#### What you will do
The records below must be transcribed exactly. Do not include the pictures.
----- Entries supplied
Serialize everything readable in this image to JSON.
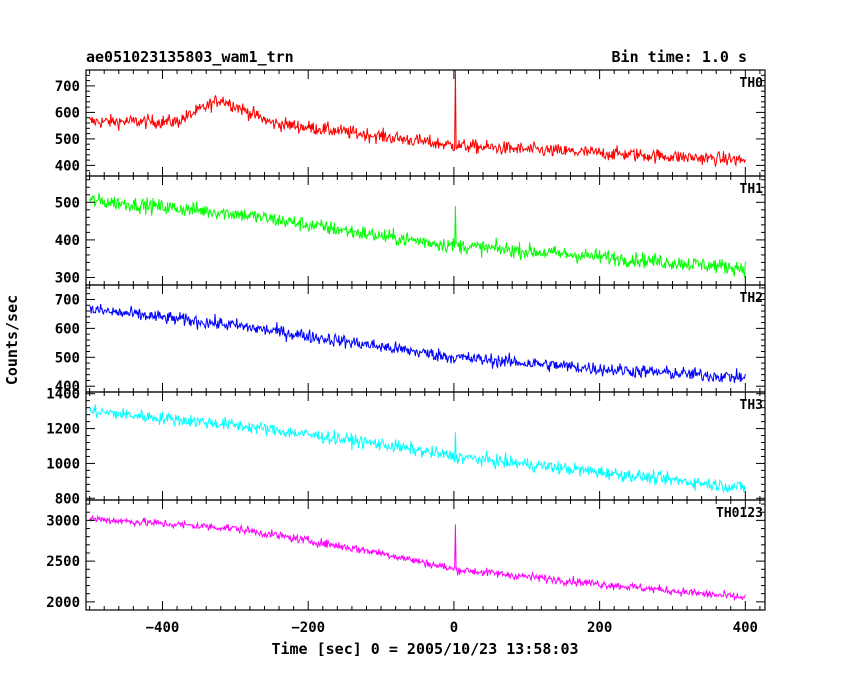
{
  "header": {
    "title": "ae051023135803_wam1_trn",
    "bin_time": "Bin time: 1.0 s"
  },
  "chart_data": {
    "type": "line",
    "xlabel": "Time [sec] 0 = 2005/10/23 13:58:03",
    "ylabel": "Counts/sec",
    "xlim": [
      -505,
      427
    ],
    "xticks": [
      -400,
      -200,
      0,
      200,
      400
    ],
    "xtick_labels": [
      "−400",
      "−200",
      "0",
      "200",
      "400"
    ],
    "panels": [
      {
        "label": "TH0",
        "color": "#ff0000",
        "ylim": [
          360,
          760
        ],
        "yticks": [
          400,
          500,
          600,
          700
        ],
        "trend": [
          [
            -500,
            565
          ],
          [
            -380,
            565
          ],
          [
            -320,
            650
          ],
          [
            -250,
            560
          ],
          [
            -100,
            510
          ],
          [
            0,
            475
          ],
          [
            100,
            460
          ],
          [
            250,
            440
          ],
          [
            400,
            420
          ]
        ],
        "noise": 45,
        "spike": {
          "x": 2,
          "y": 760
        }
      },
      {
        "label": "TH1",
        "color": "#00ff00",
        "ylim": [
          280,
          570
        ],
        "yticks": [
          300,
          400,
          500
        ],
        "trend": [
          [
            -500,
            505
          ],
          [
            -300,
            470
          ],
          [
            -100,
            410
          ],
          [
            0,
            385
          ],
          [
            200,
            355
          ],
          [
            400,
            325
          ]
        ],
        "noise": 35,
        "spike": {
          "x": 2,
          "y": 490
        }
      },
      {
        "label": "TH2",
        "color": "#0000ff",
        "ylim": [
          380,
          750
        ],
        "yticks": [
          400,
          500,
          600,
          700
        ],
        "trend": [
          [
            -500,
            665
          ],
          [
            -300,
            610
          ],
          [
            -150,
            555
          ],
          [
            0,
            500
          ],
          [
            200,
            460
          ],
          [
            400,
            430
          ]
        ],
        "noise": 40,
        "spike": null
      },
      {
        "label": "TH3",
        "color": "#00ffff",
        "ylim": [
          790,
          1410
        ],
        "yticks": [
          800,
          1000,
          1200,
          1400
        ],
        "trend": [
          [
            -500,
            1300
          ],
          [
            -300,
            1220
          ],
          [
            -100,
            1110
          ],
          [
            0,
            1040
          ],
          [
            200,
            950
          ],
          [
            400,
            860
          ]
        ],
        "noise": 65,
        "spike": {
          "x": 2,
          "y": 1180
        }
      },
      {
        "label": "TH0123",
        "color": "#ff00ff",
        "ylim": [
          1900,
          3250
        ],
        "yticks": [
          2000,
          2500,
          3000
        ],
        "trend": [
          [
            -500,
            3020
          ],
          [
            -300,
            2900
          ],
          [
            -100,
            2600
          ],
          [
            0,
            2400
          ],
          [
            200,
            2220
          ],
          [
            400,
            2050
          ]
        ],
        "noise": 90,
        "spike": {
          "x": 2,
          "y": 2950
        }
      }
    ]
  }
}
----------
#### Solution to this problem
Serialize everything readable in this image to JSON.
{
  "header": {
    "title": "ae051023135803_wam1_trn",
    "bin_time": "Bin time: 1.0 s"
  },
  "chart_data": {
    "type": "line",
    "xlabel": "Time [sec] 0 = 2005/10/23 13:58:03",
    "ylabel": "Counts/sec",
    "xlim": [
      -505,
      427
    ],
    "xticks": [
      -400,
      -200,
      0,
      200,
      400
    ],
    "xtick_labels": [
      "−400",
      "−200",
      "0",
      "200",
      "400"
    ],
    "panels": [
      {
        "label": "TH0",
        "color": "#ff0000",
        "ylim": [
          360,
          760
        ],
        "yticks": [
          400,
          500,
          600,
          700
        ],
        "trend": [
          [
            -500,
            565
          ],
          [
            -380,
            565
          ],
          [
            -320,
            650
          ],
          [
            -250,
            560
          ],
          [
            -100,
            510
          ],
          [
            0,
            475
          ],
          [
            100,
            460
          ],
          [
            250,
            440
          ],
          [
            400,
            420
          ]
        ],
        "noise": 45,
        "spike": {
          "x": 2,
          "y": 760
        }
      },
      {
        "label": "TH1",
        "color": "#00ff00",
        "ylim": [
          280,
          570
        ],
        "yticks": [
          300,
          400,
          500
        ],
        "trend": [
          [
            -500,
            505
          ],
          [
            -300,
            470
          ],
          [
            -100,
            410
          ],
          [
            0,
            385
          ],
          [
            200,
            355
          ],
          [
            400,
            325
          ]
        ],
        "noise": 35,
        "spike": {
          "x": 2,
          "y": 490
        }
      },
      {
        "label": "TH2",
        "color": "#0000ff",
        "ylim": [
          380,
          750
        ],
        "yticks": [
          400,
          500,
          600,
          700
        ],
        "trend": [
          [
            -500,
            665
          ],
          [
            -300,
            610
          ],
          [
            -150,
            555
          ],
          [
            0,
            500
          ],
          [
            200,
            460
          ],
          [
            400,
            430
          ]
        ],
        "noise": 40,
        "spike": null
      },
      {
        "label": "TH3",
        "color": "#00ffff",
        "ylim": [
          790,
          1410
        ],
        "yticks": [
          800,
          1000,
          1200,
          1400
        ],
        "trend": [
          [
            -500,
            1300
          ],
          [
            -300,
            1220
          ],
          [
            -100,
            1110
          ],
          [
            0,
            1040
          ],
          [
            200,
            950
          ],
          [
            400,
            860
          ]
        ],
        "noise": 65,
        "spike": {
          "x": 2,
          "y": 1180
        }
      },
      {
        "label": "TH0123",
        "color": "#ff00ff",
        "ylim": [
          1900,
          3250
        ],
        "yticks": [
          2000,
          2500,
          3000
        ],
        "trend": [
          [
            -500,
            3020
          ],
          [
            -300,
            2900
          ],
          [
            -100,
            2600
          ],
          [
            0,
            2400
          ],
          [
            200,
            2220
          ],
          [
            400,
            2050
          ]
        ],
        "noise": 90,
        "spike": {
          "x": 2,
          "y": 2950
        }
      }
    ]
  }
}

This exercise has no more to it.